◆ **OBJECTIVE**:
Copy each line holding the string "которые".

─── LISTED ENTRIES ───

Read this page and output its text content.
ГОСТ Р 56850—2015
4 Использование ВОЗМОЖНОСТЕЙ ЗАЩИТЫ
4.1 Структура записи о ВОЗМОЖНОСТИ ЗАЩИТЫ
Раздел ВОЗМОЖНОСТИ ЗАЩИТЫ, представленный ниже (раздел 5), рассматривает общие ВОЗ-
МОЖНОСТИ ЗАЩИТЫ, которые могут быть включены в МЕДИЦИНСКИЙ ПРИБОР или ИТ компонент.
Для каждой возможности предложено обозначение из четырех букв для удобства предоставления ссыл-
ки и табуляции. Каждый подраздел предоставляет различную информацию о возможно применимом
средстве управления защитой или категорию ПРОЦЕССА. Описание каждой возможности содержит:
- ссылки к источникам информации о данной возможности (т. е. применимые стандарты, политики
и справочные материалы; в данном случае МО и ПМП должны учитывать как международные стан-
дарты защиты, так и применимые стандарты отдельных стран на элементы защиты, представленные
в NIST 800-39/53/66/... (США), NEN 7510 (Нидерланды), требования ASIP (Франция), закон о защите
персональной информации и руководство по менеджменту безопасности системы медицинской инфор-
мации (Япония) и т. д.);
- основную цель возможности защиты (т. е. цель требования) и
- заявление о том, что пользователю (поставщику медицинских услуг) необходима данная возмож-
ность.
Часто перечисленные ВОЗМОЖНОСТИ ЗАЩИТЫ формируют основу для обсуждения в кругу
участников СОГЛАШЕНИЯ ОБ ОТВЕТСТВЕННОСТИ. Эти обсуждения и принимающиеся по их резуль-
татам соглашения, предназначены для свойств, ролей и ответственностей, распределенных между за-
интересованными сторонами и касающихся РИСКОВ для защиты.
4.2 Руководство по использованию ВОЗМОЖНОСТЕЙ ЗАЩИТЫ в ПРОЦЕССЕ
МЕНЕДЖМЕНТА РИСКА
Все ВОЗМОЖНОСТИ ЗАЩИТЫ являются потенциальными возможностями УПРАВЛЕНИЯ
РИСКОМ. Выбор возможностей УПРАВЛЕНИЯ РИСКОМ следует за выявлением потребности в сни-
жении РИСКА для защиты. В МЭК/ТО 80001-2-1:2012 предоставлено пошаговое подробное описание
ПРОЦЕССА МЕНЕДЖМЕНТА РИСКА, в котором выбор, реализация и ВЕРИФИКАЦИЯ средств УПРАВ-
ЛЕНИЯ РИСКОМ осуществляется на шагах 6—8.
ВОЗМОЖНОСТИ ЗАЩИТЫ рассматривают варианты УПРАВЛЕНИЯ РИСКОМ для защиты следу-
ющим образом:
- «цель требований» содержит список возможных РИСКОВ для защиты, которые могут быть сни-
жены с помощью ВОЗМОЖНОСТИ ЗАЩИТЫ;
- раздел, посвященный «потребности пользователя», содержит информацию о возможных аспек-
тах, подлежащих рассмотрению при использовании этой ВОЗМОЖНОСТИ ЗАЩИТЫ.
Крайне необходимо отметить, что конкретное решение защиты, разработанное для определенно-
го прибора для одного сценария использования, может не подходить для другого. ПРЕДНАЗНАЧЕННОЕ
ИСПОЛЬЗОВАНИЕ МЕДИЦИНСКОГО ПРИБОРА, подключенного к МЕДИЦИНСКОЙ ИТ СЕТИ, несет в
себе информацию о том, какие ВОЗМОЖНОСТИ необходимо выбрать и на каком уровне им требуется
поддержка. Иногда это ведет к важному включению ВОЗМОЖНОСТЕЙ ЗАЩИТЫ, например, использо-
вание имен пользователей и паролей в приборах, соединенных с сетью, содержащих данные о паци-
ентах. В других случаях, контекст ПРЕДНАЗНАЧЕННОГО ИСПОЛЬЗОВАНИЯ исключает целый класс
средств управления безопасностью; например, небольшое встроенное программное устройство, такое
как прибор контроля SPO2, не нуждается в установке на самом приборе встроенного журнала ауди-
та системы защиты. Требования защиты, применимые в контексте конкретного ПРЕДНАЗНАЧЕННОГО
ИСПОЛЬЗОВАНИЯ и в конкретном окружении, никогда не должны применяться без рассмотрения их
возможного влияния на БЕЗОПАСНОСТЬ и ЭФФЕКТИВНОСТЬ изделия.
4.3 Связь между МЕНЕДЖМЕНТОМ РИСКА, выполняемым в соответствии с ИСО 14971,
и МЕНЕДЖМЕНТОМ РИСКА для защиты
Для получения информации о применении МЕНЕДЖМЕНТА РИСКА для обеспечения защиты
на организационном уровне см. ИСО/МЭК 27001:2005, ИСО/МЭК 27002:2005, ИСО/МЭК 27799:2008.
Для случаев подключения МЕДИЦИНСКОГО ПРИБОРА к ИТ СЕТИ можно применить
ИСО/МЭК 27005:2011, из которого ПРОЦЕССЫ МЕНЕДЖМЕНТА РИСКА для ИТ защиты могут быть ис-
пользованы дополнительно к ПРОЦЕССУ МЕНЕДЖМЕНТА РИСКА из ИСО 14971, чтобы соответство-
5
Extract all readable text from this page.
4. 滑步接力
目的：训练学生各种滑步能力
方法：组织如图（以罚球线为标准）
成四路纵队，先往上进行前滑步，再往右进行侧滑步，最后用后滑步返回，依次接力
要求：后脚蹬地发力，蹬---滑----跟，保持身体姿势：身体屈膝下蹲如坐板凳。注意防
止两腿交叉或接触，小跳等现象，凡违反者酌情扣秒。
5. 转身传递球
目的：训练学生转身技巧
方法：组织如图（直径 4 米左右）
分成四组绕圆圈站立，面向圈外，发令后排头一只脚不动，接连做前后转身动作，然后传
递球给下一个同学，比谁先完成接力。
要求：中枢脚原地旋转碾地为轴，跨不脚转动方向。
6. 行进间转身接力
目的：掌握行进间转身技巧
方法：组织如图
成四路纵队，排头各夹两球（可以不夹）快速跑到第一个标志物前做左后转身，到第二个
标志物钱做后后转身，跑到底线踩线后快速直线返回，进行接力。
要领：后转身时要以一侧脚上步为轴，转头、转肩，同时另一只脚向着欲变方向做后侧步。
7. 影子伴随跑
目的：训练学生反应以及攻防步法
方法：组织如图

───

◆ **ANSWER IN FULL**:
МОЖНОСТИ ЗАЩИТЫ, которые могут быть включены в МЕДИЦИНСКИЙ ПРИБОР или ИТ компонент.
- «цель требований» содержит список возможных РИСКОВ для защиты, которые могут быть сни-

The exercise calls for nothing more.